• _EXERCISE_: Restate the whole of the material. Keep every word, and drop the pictures.

(Data items)
------------------------------------

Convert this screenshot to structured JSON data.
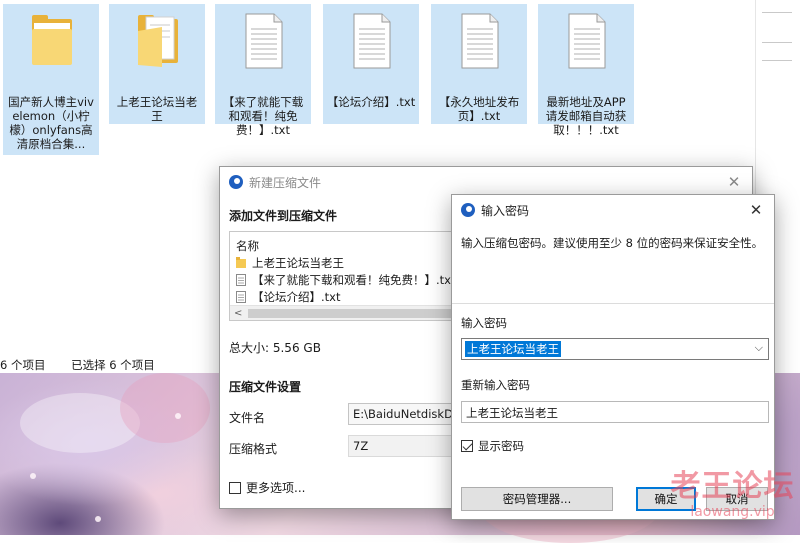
{
  "explorer": {
    "items": [
      {
        "name": "国产新人博主vivelemon（小柠檬）onlyfans高清原档合集...",
        "kind": "folder"
      },
      {
        "name": "上老王论坛当老王",
        "kind": "folder"
      },
      {
        "name": "【来了就能下载和观看！纯免费！】.txt",
        "kind": "txt"
      },
      {
        "name": "【论坛介绍】.txt",
        "kind": "txt"
      },
      {
        "name": "【永久地址发布页】.txt",
        "kind": "txt"
      },
      {
        "name": "最新地址及APP请发邮箱自动获取！！！.txt",
        "kind": "txt"
      }
    ],
    "status": {
      "count": "6 个项目",
      "selected": "已选择 6 个项目"
    }
  },
  "archive_dialog": {
    "title": "新建压缩文件",
    "add_files_heading": "添加文件到压缩文件",
    "list_header": "名称",
    "files": [
      "上老王论坛当老王",
      "【来了就能下载和观看！纯免费！】.txt",
      "【论坛介绍】.txt"
    ],
    "total_size": "总大小: 5.56 GB",
    "settings_heading": "压缩文件设置",
    "filename_label": "文件名",
    "filename_value": "E:\\BaiduNetdiskDow",
    "format_label": "压缩格式",
    "format_value": "7Z",
    "more_options": "更多选项..."
  },
  "password_dialog": {
    "title": "输入密码",
    "hint": "输入压缩包密码。建议使用至少 8 位的密码来保证安全性。",
    "password_label": "输入密码",
    "password_value": "上老王论坛当老王",
    "confirm_label": "重新输入密码",
    "confirm_value": "上老王论坛当老王",
    "show_password": "显示密码",
    "show_password_checked": true,
    "manager_button": "密码管理器...",
    "ok_button": "确定",
    "cancel_button": "取消"
  },
  "watermark": {
    "text": "老王论坛",
    "url": "laowang.vip"
  },
  "colors": {
    "selection": "#cce4f7",
    "accent": "#0078d7",
    "folder": "#f5c953"
  }
}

------------------------------------

• _TASK OUTPUT_:
Convert this screenshot to structured JSON data.
{
  "explorer": {
    "items": [
      {
        "name": "国产新人博主vivelemon（小柠檬）onlyfans高清原档合集...",
        "kind": "folder"
      },
      {
        "name": "上老王论坛当老王",
        "kind": "folder"
      },
      {
        "name": "【来了就能下载和观看！纯免费！】.txt",
        "kind": "txt"
      },
      {
        "name": "【论坛介绍】.txt",
        "kind": "txt"
      },
      {
        "name": "【永久地址发布页】.txt",
        "kind": "txt"
      },
      {
        "name": "最新地址及APP请发邮箱自动获取！！！.txt",
        "kind": "txt"
      }
    ],
    "status": {
      "count": "6 个项目",
      "selected": "已选择 6 个项目"
    }
  },
  "archive_dialog": {
    "title": "新建压缩文件",
    "add_files_heading": "添加文件到压缩文件",
    "list_header": "名称",
    "files": [
      "上老王论坛当老王",
      "【来了就能下载和观看！纯免费！】.txt",
      "【论坛介绍】.txt"
    ],
    "total_size": "总大小: 5.56 GB",
    "settings_heading": "压缩文件设置",
    "filename_label": "文件名",
    "filename_value": "E:\\BaiduNetdiskDow",
    "format_label": "压缩格式",
    "format_value": "7Z",
    "more_options": "更多选项..."
  },
  "password_dialog": {
    "title": "输入密码",
    "hint": "输入压缩包密码。建议使用至少 8 位的密码来保证安全性。",
    "password_label": "输入密码",
    "password_value": "上老王论坛当老王",
    "confirm_label": "重新输入密码",
    "confirm_value": "上老王论坛当老王",
    "show_password": "显示密码",
    "show_password_checked": true,
    "manager_button": "密码管理器...",
    "ok_button": "确定",
    "cancel_button": "取消"
  },
  "watermark": {
    "text": "老王论坛",
    "url": "laowang.vip"
  },
  "colors": {
    "selection": "#cce4f7",
    "accent": "#0078d7",
    "folder": "#f5c953"
  }
}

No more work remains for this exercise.